[GIVEN PROBLEM] Update the listing below by replacing each "bounding boxes" with "box coordinates" and keeping every other word the same. Leave the pictures out of your answer.

[GIVEN RECORDS]
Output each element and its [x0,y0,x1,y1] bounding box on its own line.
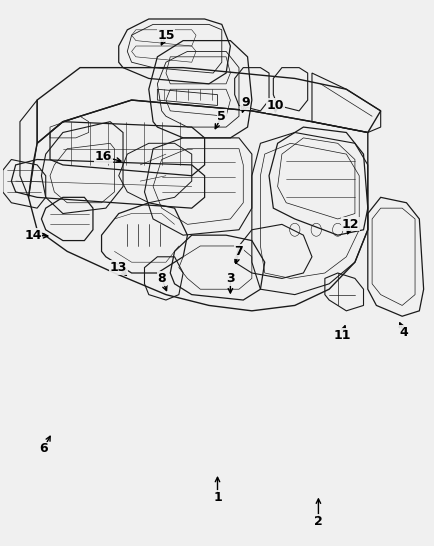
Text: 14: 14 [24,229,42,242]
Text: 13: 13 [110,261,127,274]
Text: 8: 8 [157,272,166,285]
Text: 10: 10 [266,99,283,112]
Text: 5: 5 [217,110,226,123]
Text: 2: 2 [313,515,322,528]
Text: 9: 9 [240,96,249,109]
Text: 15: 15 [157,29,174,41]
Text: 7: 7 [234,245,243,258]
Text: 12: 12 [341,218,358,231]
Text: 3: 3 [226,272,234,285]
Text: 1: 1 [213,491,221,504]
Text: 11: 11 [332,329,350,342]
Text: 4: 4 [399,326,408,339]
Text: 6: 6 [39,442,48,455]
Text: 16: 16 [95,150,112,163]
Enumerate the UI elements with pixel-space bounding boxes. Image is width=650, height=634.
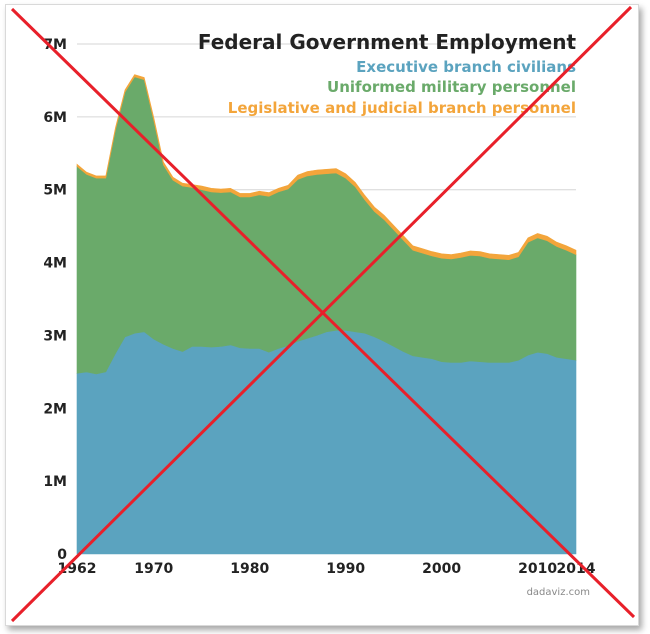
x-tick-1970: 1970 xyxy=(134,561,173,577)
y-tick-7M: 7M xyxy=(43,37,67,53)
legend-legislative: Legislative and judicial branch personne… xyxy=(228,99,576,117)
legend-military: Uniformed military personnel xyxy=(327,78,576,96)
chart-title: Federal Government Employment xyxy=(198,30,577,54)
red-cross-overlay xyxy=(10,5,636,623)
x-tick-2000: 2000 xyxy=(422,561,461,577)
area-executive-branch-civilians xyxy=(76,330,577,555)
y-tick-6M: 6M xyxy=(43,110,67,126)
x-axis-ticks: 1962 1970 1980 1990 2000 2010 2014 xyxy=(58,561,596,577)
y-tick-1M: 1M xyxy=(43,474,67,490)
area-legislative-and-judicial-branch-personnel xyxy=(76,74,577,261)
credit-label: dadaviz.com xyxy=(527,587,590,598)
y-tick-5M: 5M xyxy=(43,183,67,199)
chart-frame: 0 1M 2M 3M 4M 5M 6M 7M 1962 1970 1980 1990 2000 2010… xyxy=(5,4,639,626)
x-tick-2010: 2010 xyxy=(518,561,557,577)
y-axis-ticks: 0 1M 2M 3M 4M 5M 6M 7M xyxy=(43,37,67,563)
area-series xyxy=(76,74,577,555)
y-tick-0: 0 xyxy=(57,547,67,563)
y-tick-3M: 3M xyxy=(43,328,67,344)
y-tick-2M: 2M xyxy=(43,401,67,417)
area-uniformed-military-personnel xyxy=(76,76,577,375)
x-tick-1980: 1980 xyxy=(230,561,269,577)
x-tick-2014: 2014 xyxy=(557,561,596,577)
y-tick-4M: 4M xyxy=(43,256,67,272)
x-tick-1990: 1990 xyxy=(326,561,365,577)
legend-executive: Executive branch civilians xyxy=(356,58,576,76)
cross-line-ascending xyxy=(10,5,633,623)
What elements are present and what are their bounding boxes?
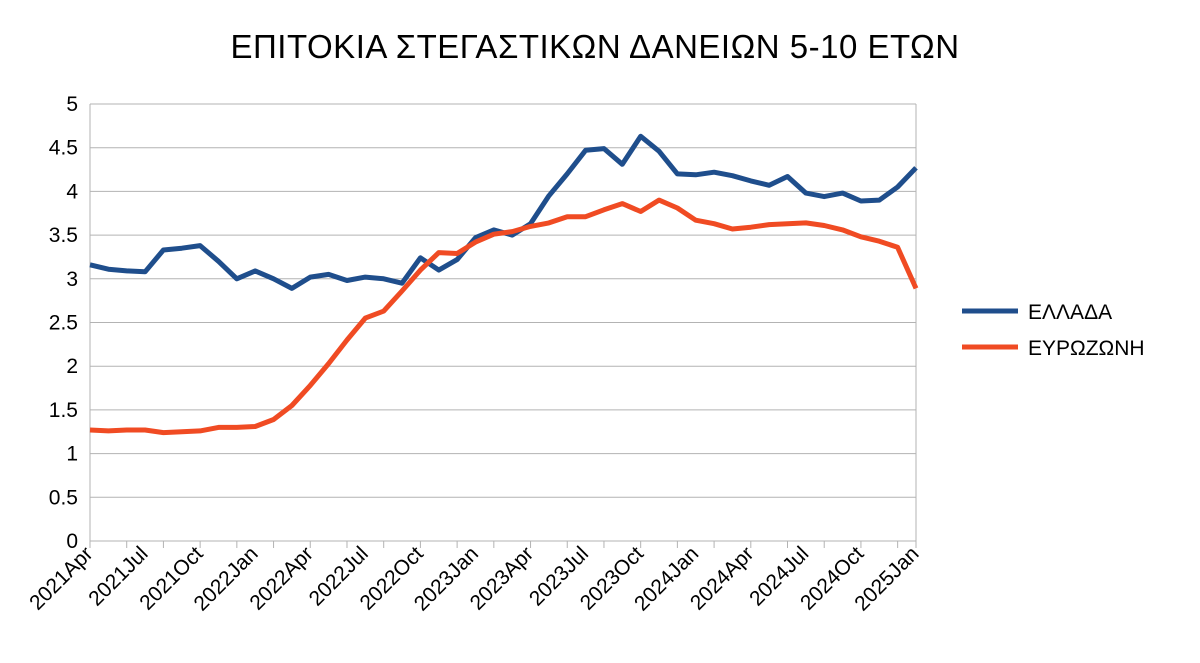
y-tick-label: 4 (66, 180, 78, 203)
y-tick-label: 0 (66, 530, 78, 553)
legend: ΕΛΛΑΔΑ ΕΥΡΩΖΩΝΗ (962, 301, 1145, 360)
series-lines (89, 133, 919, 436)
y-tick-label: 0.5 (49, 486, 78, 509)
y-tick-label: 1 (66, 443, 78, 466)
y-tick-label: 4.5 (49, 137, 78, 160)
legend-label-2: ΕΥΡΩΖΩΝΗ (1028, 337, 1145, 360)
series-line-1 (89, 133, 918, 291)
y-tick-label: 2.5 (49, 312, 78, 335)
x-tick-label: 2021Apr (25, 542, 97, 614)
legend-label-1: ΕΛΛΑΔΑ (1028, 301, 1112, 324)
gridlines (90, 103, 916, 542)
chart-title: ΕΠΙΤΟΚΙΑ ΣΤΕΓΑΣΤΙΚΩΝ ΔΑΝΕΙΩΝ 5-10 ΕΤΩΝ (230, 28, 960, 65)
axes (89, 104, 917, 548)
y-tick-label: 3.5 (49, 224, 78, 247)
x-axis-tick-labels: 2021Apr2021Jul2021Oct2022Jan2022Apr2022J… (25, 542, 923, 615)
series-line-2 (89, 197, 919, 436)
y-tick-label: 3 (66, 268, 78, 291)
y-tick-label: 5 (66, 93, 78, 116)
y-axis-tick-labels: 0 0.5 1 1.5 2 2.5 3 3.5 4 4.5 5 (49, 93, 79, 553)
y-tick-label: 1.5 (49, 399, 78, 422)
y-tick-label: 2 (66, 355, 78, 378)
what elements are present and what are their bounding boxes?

[COMPLETED EXERCISE]
Output each element and its [x0,y0,x1,y1] bounding box on its own line.
Text: 14: 14 [24,229,42,242]
Text: 13: 13 [110,261,127,274]
Text: 8: 8 [157,272,166,285]
Text: 10: 10 [266,99,283,112]
Text: 5: 5 [217,110,226,123]
Text: 2: 2 [313,515,322,528]
Text: 9: 9 [240,96,249,109]
Text: 15: 15 [157,29,174,41]
Text: 7: 7 [234,245,243,258]
Text: 12: 12 [341,218,358,231]
Text: 3: 3 [226,272,234,285]
Text: 1: 1 [213,491,221,504]
Text: 11: 11 [332,329,350,342]
Text: 4: 4 [399,326,408,339]
Text: 6: 6 [39,442,48,455]
Text: 16: 16 [95,150,112,163]
Enumerate the UI elements with pixel-space box coordinates. Image is width=650, height=634.
x-tick-1970: 1970 xyxy=(134,561,173,577)
y-tick-7M: 7M xyxy=(43,37,67,53)
legend-legislative: Legislative and judicial branch personne… xyxy=(228,99,576,117)
legend-military: Uniformed military personnel xyxy=(327,78,576,96)
chart-title: Federal Government Employment xyxy=(198,30,577,54)
red-cross-overlay xyxy=(10,5,636,623)
x-tick-2000: 2000 xyxy=(422,561,461,577)
area-executive-branch-civilians xyxy=(76,330,577,555)
y-tick-6M: 6M xyxy=(43,110,67,126)
x-axis-ticks: 1962 1970 1980 1990 2000 2010 2014 xyxy=(58,561,596,577)
y-tick-1M: 1M xyxy=(43,474,67,490)
area-legislative-and-judicial-branch-personnel xyxy=(76,74,577,261)
credit-label: dadaviz.com xyxy=(527,587,590,598)
y-tick-5M: 5M xyxy=(43,183,67,199)
chart-frame: 0 1M 2M 3M 4M 5M 6M 7M 1962 1970 1980 1990 2000 2010… xyxy=(5,4,639,626)
x-tick-2010: 2010 xyxy=(518,561,557,577)
y-axis-ticks: 0 1M 2M 3M 4M 5M 6M 7M xyxy=(43,37,67,563)
area-series xyxy=(76,74,577,555)
y-tick-0: 0 xyxy=(57,547,67,563)
y-tick-3M: 3M xyxy=(43,328,67,344)
y-tick-2M: 2M xyxy=(43,401,67,417)
area-uniformed-military-personnel xyxy=(76,76,577,375)
x-tick-1980: 1980 xyxy=(230,561,269,577)
x-tick-2014: 2014 xyxy=(557,561,596,577)
y-tick-4M: 4M xyxy=(43,256,67,272)
x-tick-1990: 1990 xyxy=(326,561,365,577)
legend-executive: Executive branch civilians xyxy=(356,58,576,76)
cross-line-ascending xyxy=(10,5,633,623)
What elements are present and what are their box coordinates?
y-tick-label: 4 (66, 180, 78, 203)
y-tick-label: 0 (66, 530, 78, 553)
legend: ΕΛΛΑΔΑ ΕΥΡΩΖΩΝΗ (962, 301, 1145, 360)
series-lines (89, 133, 919, 436)
y-tick-label: 0.5 (49, 486, 78, 509)
y-tick-label: 1 (66, 443, 78, 466)
y-tick-label: 4.5 (49, 137, 78, 160)
legend-label-2: ΕΥΡΩΖΩΝΗ (1028, 337, 1145, 360)
series-line-1 (89, 133, 918, 291)
y-tick-label: 2.5 (49, 312, 78, 335)
x-tick-label: 2021Apr (25, 542, 97, 614)
legend-label-1: ΕΛΛΑΔΑ (1028, 301, 1112, 324)
gridlines (90, 103, 916, 542)
chart-title: ΕΠΙΤΟΚΙΑ ΣΤΕΓΑΣΤΙΚΩΝ ΔΑΝΕΙΩΝ 5-10 ΕΤΩΝ (230, 28, 960, 65)
axes (89, 104, 917, 548)
y-tick-label: 3.5 (49, 224, 78, 247)
x-axis-tick-labels: 2021Apr2021Jul2021Oct2022Jan2022Apr2022J… (25, 542, 923, 615)
series-line-2 (89, 197, 919, 436)
y-tick-label: 3 (66, 268, 78, 291)
y-tick-label: 5 (66, 93, 78, 116)
y-axis-tick-labels: 0 0.5 1 1.5 2 2.5 3 3.5 4 4.5 5 (49, 93, 79, 553)
y-tick-label: 1.5 (49, 399, 78, 422)
y-tick-label: 2 (66, 355, 78, 378)
what elements are present and what are their box coordinates?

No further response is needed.